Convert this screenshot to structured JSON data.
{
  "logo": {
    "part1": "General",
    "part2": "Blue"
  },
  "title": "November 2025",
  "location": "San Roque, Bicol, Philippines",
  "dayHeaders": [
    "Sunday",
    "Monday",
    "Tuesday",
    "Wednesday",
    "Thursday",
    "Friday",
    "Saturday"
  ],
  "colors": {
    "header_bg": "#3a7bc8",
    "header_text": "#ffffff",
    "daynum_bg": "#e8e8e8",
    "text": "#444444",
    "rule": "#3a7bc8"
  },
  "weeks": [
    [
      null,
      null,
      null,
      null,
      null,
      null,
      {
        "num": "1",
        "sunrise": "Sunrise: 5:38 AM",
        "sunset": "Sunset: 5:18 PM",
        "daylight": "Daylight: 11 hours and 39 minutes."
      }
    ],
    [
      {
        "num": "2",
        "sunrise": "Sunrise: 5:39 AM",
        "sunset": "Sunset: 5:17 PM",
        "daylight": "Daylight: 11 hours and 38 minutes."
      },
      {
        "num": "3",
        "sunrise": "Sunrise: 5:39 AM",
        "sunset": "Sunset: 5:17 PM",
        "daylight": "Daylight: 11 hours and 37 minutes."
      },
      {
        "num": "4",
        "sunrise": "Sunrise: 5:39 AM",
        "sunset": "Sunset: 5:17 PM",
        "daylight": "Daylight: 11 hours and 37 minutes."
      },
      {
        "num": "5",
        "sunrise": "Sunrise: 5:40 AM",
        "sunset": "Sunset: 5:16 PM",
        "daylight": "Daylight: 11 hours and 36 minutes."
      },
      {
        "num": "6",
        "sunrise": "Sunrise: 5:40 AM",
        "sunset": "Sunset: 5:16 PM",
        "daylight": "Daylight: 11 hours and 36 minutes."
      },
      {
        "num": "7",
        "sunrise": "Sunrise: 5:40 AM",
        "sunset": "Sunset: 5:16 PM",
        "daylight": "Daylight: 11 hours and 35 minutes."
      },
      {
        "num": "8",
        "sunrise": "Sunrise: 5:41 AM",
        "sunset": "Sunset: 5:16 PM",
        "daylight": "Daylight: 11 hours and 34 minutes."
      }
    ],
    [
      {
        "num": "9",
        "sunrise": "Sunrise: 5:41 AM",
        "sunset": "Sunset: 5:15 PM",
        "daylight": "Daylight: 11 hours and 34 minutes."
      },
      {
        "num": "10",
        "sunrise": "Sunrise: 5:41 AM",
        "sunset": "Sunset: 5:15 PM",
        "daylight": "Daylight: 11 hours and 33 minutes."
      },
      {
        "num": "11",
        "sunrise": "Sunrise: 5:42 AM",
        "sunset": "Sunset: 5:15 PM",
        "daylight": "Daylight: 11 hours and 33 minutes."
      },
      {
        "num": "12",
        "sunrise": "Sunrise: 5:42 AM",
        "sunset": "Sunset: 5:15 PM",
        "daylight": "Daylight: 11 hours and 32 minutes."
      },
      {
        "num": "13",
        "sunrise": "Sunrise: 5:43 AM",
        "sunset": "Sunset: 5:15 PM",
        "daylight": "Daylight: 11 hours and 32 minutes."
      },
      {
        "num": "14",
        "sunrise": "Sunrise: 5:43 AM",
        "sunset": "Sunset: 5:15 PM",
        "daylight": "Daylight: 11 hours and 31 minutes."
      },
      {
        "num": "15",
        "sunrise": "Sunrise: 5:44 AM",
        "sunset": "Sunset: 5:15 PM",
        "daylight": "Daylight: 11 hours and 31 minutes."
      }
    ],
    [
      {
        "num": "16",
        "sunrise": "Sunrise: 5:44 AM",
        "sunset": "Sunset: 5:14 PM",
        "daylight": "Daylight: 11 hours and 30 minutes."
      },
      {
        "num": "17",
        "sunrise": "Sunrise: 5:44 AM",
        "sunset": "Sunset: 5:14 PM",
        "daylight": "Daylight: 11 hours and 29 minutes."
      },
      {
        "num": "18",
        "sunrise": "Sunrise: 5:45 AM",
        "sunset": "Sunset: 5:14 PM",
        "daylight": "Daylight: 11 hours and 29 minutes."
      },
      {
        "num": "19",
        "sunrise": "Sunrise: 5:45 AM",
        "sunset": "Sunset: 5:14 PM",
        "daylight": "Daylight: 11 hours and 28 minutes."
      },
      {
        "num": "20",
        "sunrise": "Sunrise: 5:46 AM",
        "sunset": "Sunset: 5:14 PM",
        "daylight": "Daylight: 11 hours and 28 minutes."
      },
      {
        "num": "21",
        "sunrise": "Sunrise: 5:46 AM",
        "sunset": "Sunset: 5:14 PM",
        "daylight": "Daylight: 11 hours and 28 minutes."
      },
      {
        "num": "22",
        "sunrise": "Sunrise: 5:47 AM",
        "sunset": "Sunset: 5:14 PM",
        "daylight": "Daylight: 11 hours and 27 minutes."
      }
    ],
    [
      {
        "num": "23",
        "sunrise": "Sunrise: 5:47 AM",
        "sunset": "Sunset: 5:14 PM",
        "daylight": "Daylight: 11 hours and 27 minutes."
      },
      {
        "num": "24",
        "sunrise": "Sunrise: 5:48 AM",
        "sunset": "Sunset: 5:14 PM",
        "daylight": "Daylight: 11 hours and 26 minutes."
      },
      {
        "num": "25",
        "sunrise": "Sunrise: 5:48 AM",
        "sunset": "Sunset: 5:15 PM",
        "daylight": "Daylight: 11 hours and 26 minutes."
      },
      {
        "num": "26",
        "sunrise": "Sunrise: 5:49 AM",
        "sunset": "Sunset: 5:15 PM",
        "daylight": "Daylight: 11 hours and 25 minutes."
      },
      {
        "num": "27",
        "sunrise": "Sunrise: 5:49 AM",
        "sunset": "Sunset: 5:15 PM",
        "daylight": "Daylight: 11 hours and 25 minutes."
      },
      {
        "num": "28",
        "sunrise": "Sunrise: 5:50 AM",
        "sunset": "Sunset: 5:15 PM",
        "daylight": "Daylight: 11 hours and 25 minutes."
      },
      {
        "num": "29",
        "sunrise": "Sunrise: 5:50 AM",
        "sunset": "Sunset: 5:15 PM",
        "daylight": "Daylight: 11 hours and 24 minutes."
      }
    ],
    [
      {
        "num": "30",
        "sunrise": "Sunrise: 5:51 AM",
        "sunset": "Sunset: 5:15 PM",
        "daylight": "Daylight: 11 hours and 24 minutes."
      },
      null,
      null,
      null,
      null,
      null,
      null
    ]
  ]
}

• **Given task**
Your task is to output the full set of records exactly as presented.

• **Completed task**
Convert this screenshot to structured JSON data.
{
  "logo": {
    "part1": "General",
    "part2": "Blue"
  },
  "title": "November 2025",
  "location": "San Roque, Bicol, Philippines",
  "dayHeaders": [
    "Sunday",
    "Monday",
    "Tuesday",
    "Wednesday",
    "Thursday",
    "Friday",
    "Saturday"
  ],
  "colors": {
    "header_bg": "#3a7bc8",
    "header_text": "#ffffff",
    "daynum_bg": "#e8e8e8",
    "text": "#444444",
    "rule": "#3a7bc8"
  },
  "weeks": [
    [
      null,
      null,
      null,
      null,
      null,
      null,
      {
        "num": "1",
        "sunrise": "Sunrise: 5:38 AM",
        "sunset": "Sunset: 5:18 PM",
        "daylight": "Daylight: 11 hours and 39 minutes."
      }
    ],
    [
      {
        "num": "2",
        "sunrise": "Sunrise: 5:39 AM",
        "sunset": "Sunset: 5:17 PM",
        "daylight": "Daylight: 11 hours and 38 minutes."
      },
      {
        "num": "3",
        "sunrise": "Sunrise: 5:39 AM",
        "sunset": "Sunset: 5:17 PM",
        "daylight": "Daylight: 11 hours and 37 minutes."
      },
      {
        "num": "4",
        "sunrise": "Sunrise: 5:39 AM",
        "sunset": "Sunset: 5:17 PM",
        "daylight": "Daylight: 11 hours and 37 minutes."
      },
      {
        "num": "5",
        "sunrise": "Sunrise: 5:40 AM",
        "sunset": "Sunset: 5:16 PM",
        "daylight": "Daylight: 11 hours and 36 minutes."
      },
      {
        "num": "6",
        "sunrise": "Sunrise: 5:40 AM",
        "sunset": "Sunset: 5:16 PM",
        "daylight": "Daylight: 11 hours and 36 minutes."
      },
      {
        "num": "7",
        "sunrise": "Sunrise: 5:40 AM",
        "sunset": "Sunset: 5:16 PM",
        "daylight": "Daylight: 11 hours and 35 minutes."
      },
      {
        "num": "8",
        "sunrise": "Sunrise: 5:41 AM",
        "sunset": "Sunset: 5:16 PM",
        "daylight": "Daylight: 11 hours and 34 minutes."
      }
    ],
    [
      {
        "num": "9",
        "sunrise": "Sunrise: 5:41 AM",
        "sunset": "Sunset: 5:15 PM",
        "daylight": "Daylight: 11 hours and 34 minutes."
      },
      {
        "num": "10",
        "sunrise": "Sunrise: 5:41 AM",
        "sunset": "Sunset: 5:15 PM",
        "daylight": "Daylight: 11 hours and 33 minutes."
      },
      {
        "num": "11",
        "sunrise": "Sunrise: 5:42 AM",
        "sunset": "Sunset: 5:15 PM",
        "daylight": "Daylight: 11 hours and 33 minutes."
      },
      {
        "num": "12",
        "sunrise": "Sunrise: 5:42 AM",
        "sunset": "Sunset: 5:15 PM",
        "daylight": "Daylight: 11 hours and 32 minutes."
      },
      {
        "num": "13",
        "sunrise": "Sunrise: 5:43 AM",
        "sunset": "Sunset: 5:15 PM",
        "daylight": "Daylight: 11 hours and 32 minutes."
      },
      {
        "num": "14",
        "sunrise": "Sunrise: 5:43 AM",
        "sunset": "Sunset: 5:15 PM",
        "daylight": "Daylight: 11 hours and 31 minutes."
      },
      {
        "num": "15",
        "sunrise": "Sunrise: 5:44 AM",
        "sunset": "Sunset: 5:15 PM",
        "daylight": "Daylight: 11 hours and 31 minutes."
      }
    ],
    [
      {
        "num": "16",
        "sunrise": "Sunrise: 5:44 AM",
        "sunset": "Sunset: 5:14 PM",
        "daylight": "Daylight: 11 hours and 30 minutes."
      },
      {
        "num": "17",
        "sunrise": "Sunrise: 5:44 AM",
        "sunset": "Sunset: 5:14 PM",
        "daylight": "Daylight: 11 hours and 29 minutes."
      },
      {
        "num": "18",
        "sunrise": "Sunrise: 5:45 AM",
        "sunset": "Sunset: 5:14 PM",
        "daylight": "Daylight: 11 hours and 29 minutes."
      },
      {
        "num": "19",
        "sunrise": "Sunrise: 5:45 AM",
        "sunset": "Sunset: 5:14 PM",
        "daylight": "Daylight: 11 hours and 28 minutes."
      },
      {
        "num": "20",
        "sunrise": "Sunrise: 5:46 AM",
        "sunset": "Sunset: 5:14 PM",
        "daylight": "Daylight: 11 hours and 28 minutes."
      },
      {
        "num": "21",
        "sunrise": "Sunrise: 5:46 AM",
        "sunset": "Sunset: 5:14 PM",
        "daylight": "Daylight: 11 hours and 28 minutes."
      },
      {
        "num": "22",
        "sunrise": "Sunrise: 5:47 AM",
        "sunset": "Sunset: 5:14 PM",
        "daylight": "Daylight: 11 hours and 27 minutes."
      }
    ],
    [
      {
        "num": "23",
        "sunrise": "Sunrise: 5:47 AM",
        "sunset": "Sunset: 5:14 PM",
        "daylight": "Daylight: 11 hours and 27 minutes."
      },
      {
        "num": "24",
        "sunrise": "Sunrise: 5:48 AM",
        "sunset": "Sunset: 5:14 PM",
        "daylight": "Daylight: 11 hours and 26 minutes."
      },
      {
        "num": "25",
        "sunrise": "Sunrise: 5:48 AM",
        "sunset": "Sunset: 5:15 PM",
        "daylight": "Daylight: 11 hours and 26 minutes."
      },
      {
        "num": "26",
        "sunrise": "Sunrise: 5:49 AM",
        "sunset": "Sunset: 5:15 PM",
        "daylight": "Daylight: 11 hours and 25 minutes."
      },
      {
        "num": "27",
        "sunrise": "Sunrise: 5:49 AM",
        "sunset": "Sunset: 5:15 PM",
        "daylight": "Daylight: 11 hours and 25 minutes."
      },
      {
        "num": "28",
        "sunrise": "Sunrise: 5:50 AM",
        "sunset": "Sunset: 5:15 PM",
        "daylight": "Daylight: 11 hours and 25 minutes."
      },
      {
        "num": "29",
        "sunrise": "Sunrise: 5:50 AM",
        "sunset": "Sunset: 5:15 PM",
        "daylight": "Daylight: 11 hours and 24 minutes."
      }
    ],
    [
      {
        "num": "30",
        "sunrise": "Sunrise: 5:51 AM",
        "sunset": "Sunset: 5:15 PM",
        "daylight": "Daylight: 11 hours and 24 minutes."
      },
      null,
      null,
      null,
      null,
      null,
      null
    ]
  ]
}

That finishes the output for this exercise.